**Dataset**.
================

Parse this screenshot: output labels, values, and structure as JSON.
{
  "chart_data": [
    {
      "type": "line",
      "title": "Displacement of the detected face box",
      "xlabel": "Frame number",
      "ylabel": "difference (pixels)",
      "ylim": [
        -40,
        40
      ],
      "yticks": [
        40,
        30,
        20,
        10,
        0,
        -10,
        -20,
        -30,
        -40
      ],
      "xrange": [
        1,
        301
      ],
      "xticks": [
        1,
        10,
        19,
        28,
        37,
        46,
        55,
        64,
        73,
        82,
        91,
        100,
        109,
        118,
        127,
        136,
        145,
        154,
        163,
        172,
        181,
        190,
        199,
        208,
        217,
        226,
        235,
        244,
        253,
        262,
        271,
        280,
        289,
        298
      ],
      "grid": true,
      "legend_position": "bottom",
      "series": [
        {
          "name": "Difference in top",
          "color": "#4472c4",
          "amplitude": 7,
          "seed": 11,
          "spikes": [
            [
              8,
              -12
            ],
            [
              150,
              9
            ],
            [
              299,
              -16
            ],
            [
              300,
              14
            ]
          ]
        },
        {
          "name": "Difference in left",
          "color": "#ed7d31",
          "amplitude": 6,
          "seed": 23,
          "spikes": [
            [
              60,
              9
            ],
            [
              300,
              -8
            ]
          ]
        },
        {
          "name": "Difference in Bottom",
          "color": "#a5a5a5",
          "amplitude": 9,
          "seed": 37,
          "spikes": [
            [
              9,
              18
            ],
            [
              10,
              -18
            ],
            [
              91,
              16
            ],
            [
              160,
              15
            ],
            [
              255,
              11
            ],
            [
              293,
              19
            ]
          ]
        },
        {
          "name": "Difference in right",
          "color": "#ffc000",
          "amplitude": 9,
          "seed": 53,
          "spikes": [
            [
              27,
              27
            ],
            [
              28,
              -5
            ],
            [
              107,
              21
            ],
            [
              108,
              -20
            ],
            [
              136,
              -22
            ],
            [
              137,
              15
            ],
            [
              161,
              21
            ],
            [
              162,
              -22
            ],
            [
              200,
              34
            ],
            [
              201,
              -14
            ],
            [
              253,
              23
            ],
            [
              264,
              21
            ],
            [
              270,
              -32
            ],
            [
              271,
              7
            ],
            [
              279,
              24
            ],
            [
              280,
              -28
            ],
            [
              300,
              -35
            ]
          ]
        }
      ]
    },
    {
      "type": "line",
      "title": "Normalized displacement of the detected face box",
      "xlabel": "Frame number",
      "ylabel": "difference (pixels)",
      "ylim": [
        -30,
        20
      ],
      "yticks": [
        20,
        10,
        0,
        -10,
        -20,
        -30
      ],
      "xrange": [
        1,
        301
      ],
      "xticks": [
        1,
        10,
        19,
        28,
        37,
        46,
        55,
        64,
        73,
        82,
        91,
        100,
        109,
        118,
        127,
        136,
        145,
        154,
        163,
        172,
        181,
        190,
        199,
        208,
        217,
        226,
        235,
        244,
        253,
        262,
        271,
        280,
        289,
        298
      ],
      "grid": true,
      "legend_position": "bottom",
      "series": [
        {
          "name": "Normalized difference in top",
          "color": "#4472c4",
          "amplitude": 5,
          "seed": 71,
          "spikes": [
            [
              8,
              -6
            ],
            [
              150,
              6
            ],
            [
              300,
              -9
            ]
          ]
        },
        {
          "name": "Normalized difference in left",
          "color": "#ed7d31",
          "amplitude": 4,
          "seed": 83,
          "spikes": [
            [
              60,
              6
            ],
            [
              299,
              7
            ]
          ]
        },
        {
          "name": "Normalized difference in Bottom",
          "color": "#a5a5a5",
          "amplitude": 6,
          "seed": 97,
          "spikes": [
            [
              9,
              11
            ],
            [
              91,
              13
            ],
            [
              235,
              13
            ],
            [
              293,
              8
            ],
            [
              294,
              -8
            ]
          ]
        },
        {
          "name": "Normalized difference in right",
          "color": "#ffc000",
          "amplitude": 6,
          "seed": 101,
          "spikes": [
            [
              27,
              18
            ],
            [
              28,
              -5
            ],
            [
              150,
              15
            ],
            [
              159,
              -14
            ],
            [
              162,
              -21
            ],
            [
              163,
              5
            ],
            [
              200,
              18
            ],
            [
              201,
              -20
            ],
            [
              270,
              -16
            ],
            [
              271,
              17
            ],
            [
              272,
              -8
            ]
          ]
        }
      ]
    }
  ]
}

================

**What you should do**. Write out the whole listing again, exactly as it stands.

**Output**.
Parse this screenshot: output labels, values, and structure as JSON.
{
  "chart_data": [
    {
      "type": "line",
      "title": "Displacement of the detected face box",
      "xlabel": "Frame number",
      "ylabel": "difference (pixels)",
      "ylim": [
        -40,
        40
      ],
      "yticks": [
        40,
        30,
        20,
        10,
        0,
        -10,
        -20,
        -30,
        -40
      ],
      "xrange": [
        1,
        301
      ],
      "xticks": [
        1,
        10,
        19,
        28,
        37,
        46,
        55,
        64,
        73,
        82,
        91,
        100,
        109,
        118,
        127,
        136,
        145,
        154,
        163,
        172,
        181,
        190,
        199,
        208,
        217,
        226,
        235,
        244,
        253,
        262,
        271,
        280,
        289,
        298
      ],
      "grid": true,
      "legend_position": "bottom",
      "series": [
        {
          "name": "Difference in top",
          "color": "#4472c4",
          "amplitude": 7,
          "seed": 11,
          "spikes": [
            [
              8,
              -12
            ],
            [
              150,
              9
            ],
            [
              299,
              -16
            ],
            [
              300,
              14
            ]
          ]
        },
        {
          "name": "Difference in left",
          "color": "#ed7d31",
          "amplitude": 6,
          "seed": 23,
          "spikes": [
            [
              60,
              9
            ],
            [
              300,
              -8
            ]
          ]
        },
        {
          "name": "Difference in Bottom",
          "color": "#a5a5a5",
          "amplitude": 9,
          "seed": 37,
          "spikes": [
            [
              9,
              18
            ],
            [
              10,
              -18
            ],
            [
              91,
              16
            ],
            [
              160,
              15
            ],
            [
              255,
              11
            ],
            [
              293,
              19
            ]
          ]
        },
        {
          "name": "Difference in right",
          "color": "#ffc000",
          "amplitude": 9,
          "seed": 53,
          "spikes": [
            [
              27,
              27
            ],
            [
              28,
              -5
            ],
            [
              107,
              21
            ],
            [
              108,
              -20
            ],
            [
              136,
              -22
            ],
            [
              137,
              15
            ],
            [
              161,
              21
            ],
            [
              162,
              -22
            ],
            [
              200,
              34
            ],
            [
              201,
              -14
            ],
            [
              253,
              23
            ],
            [
              264,
              21
            ],
            [
              270,
              -32
            ],
            [
              271,
              7
            ],
            [
              279,
              24
            ],
            [
              280,
              -28
            ],
            [
              300,
              -35
            ]
          ]
        }
      ]
    },
    {
      "type": "line",
      "title": "Normalized displacement of the detected face box",
      "xlabel": "Frame number",
      "ylabel": "difference (pixels)",
      "ylim": [
        -30,
        20
      ],
      "yticks": [
        20,
        10,
        0,
        -10,
        -20,
        -30
      ],
      "xrange": [
        1,
        301
      ],
      "xticks": [
        1,
        10,
        19,
        28,
        37,
        46,
        55,
        64,
        73,
        82,
        91,
        100,
        109,
        118,
        127,
        136,
        145,
        154,
        163,
        172,
        181,
        190,
        199,
        208,
        217,
        226,
        235,
        244,
        253,
        262,
        271,
        280,
        289,
        298
      ],
      "grid": true,
      "legend_position": "bottom",
      "series": [
        {
          "name": "Normalized difference in top",
          "color": "#4472c4",
          "amplitude": 5,
          "seed": 71,
          "spikes": [
            [
              8,
              -6
            ],
            [
              150,
              6
            ],
            [
              300,
              -9
            ]
          ]
        },
        {
          "name": "Normalized difference in left",
          "color": "#ed7d31",
          "amplitude": 4,
          "seed": 83,
          "spikes": [
            [
              60,
              6
            ],
            [
              299,
              7
            ]
          ]
        },
        {
          "name": "Normalized difference in Bottom",
          "color": "#a5a5a5",
          "amplitude": 6,
          "seed": 97,
          "spikes": [
            [
              9,
              11
            ],
            [
              91,
              13
            ],
            [
              235,
              13
            ],
            [
              293,
              8
            ],
            [
              294,
              -8
            ]
          ]
        },
        {
          "name": "Normalized difference in right",
          "color": "#ffc000",
          "amplitude": 6,
          "seed": 101,
          "spikes": [
            [
              27,
              18
            ],
            [
              28,
              -5
            ],
            [
              150,
              15
            ],
            [
              159,
              -14
            ],
            [
              162,
              -21
            ],
            [
              163,
              5
            ],
            [
              200,
              18
            ],
            [
              201,
              -20
            ],
            [
              270,
              -16
            ],
            [
              271,
              17
            ],
            [
              272,
              -8
            ]
          ]
        }
      ]
    }
  ]
}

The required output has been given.